Copy all lines holding the word "mercato" from the entries.

(Data):
____________________

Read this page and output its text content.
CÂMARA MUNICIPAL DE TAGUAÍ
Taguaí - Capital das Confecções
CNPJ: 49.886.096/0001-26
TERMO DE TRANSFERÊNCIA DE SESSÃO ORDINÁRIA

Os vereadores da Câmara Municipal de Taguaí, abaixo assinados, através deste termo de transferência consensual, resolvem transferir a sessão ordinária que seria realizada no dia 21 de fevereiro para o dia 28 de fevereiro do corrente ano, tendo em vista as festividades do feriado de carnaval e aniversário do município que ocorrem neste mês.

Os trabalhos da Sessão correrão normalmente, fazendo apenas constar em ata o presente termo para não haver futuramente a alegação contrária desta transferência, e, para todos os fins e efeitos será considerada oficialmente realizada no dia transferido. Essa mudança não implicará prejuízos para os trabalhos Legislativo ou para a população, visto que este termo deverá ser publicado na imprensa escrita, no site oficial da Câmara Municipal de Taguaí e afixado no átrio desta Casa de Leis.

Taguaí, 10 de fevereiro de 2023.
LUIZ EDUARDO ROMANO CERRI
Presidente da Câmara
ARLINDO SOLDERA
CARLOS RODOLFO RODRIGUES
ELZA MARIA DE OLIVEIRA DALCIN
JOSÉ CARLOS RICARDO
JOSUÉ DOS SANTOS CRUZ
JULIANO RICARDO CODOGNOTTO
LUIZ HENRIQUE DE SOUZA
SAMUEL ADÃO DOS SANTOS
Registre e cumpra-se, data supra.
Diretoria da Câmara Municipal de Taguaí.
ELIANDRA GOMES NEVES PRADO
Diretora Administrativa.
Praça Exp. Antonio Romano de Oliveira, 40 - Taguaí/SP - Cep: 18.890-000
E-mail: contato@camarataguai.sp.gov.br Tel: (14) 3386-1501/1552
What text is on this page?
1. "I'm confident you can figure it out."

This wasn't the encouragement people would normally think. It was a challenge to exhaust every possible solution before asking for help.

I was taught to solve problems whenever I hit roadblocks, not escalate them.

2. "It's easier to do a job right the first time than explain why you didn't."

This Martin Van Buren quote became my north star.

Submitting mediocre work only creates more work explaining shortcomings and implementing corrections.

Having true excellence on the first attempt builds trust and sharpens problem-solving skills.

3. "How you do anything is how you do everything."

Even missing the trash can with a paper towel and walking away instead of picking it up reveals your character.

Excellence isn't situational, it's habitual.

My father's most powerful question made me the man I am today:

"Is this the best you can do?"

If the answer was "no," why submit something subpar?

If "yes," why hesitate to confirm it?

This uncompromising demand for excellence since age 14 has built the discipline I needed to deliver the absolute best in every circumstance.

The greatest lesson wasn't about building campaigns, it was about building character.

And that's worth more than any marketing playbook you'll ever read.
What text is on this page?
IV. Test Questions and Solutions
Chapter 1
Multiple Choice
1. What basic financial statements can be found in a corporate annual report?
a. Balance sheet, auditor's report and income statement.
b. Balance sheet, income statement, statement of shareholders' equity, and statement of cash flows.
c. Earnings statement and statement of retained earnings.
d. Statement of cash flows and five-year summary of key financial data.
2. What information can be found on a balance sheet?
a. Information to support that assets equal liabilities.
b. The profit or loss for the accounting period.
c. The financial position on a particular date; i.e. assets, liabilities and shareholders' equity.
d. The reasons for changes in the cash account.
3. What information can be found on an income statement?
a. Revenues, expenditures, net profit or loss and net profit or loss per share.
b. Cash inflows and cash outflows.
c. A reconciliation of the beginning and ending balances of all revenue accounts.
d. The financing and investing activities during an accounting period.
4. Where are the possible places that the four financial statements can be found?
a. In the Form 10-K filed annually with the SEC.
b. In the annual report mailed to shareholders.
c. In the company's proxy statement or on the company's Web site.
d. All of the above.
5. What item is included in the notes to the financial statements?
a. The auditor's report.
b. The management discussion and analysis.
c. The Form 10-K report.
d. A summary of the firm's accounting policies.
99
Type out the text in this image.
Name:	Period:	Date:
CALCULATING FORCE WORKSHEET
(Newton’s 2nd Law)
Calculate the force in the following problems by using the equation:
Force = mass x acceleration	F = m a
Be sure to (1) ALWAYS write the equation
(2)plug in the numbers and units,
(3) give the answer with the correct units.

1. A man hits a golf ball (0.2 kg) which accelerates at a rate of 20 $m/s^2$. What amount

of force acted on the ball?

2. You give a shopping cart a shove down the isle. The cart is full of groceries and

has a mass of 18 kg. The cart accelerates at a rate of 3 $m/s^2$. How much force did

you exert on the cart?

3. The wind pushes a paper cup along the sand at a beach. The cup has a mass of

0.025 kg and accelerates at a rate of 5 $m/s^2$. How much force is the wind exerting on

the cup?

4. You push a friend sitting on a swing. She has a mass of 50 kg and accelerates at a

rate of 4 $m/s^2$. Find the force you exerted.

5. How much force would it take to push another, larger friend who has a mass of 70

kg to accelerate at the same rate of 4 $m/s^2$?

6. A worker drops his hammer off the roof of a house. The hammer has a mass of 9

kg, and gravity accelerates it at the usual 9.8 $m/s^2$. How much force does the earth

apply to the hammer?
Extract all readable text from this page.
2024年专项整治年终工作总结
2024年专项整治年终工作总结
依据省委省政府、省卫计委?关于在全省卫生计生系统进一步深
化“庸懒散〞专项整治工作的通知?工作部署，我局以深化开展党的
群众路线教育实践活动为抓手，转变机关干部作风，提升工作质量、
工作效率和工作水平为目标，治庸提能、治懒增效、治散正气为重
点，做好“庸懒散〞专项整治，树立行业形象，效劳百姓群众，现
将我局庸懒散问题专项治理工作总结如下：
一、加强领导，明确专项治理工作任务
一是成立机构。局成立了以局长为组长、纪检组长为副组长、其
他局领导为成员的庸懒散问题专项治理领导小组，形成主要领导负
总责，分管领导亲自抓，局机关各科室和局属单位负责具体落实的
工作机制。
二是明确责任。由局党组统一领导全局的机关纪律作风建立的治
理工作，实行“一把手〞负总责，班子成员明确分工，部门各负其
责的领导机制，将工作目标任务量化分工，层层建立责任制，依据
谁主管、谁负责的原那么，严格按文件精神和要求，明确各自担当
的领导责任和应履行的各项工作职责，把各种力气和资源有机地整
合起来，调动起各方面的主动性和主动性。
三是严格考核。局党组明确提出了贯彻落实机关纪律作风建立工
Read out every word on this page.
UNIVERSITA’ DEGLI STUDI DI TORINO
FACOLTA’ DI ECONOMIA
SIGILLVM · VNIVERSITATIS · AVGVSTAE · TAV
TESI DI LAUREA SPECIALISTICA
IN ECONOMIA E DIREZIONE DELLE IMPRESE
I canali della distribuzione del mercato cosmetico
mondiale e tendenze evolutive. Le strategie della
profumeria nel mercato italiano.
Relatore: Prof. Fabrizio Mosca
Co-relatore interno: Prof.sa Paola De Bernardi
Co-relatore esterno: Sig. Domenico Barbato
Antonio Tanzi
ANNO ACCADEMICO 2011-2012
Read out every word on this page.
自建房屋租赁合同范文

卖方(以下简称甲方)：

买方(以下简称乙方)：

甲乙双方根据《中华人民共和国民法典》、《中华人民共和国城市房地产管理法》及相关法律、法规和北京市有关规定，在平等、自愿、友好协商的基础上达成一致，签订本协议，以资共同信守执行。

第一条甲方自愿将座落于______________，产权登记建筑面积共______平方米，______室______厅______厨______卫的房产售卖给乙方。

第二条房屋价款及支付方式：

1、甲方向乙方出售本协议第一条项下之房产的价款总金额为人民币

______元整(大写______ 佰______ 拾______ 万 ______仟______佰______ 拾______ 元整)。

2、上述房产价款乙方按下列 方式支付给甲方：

____________________

(Exercise result):
I canali della distribuzione del mercato cosmetico
profumeria nel mercato italiano.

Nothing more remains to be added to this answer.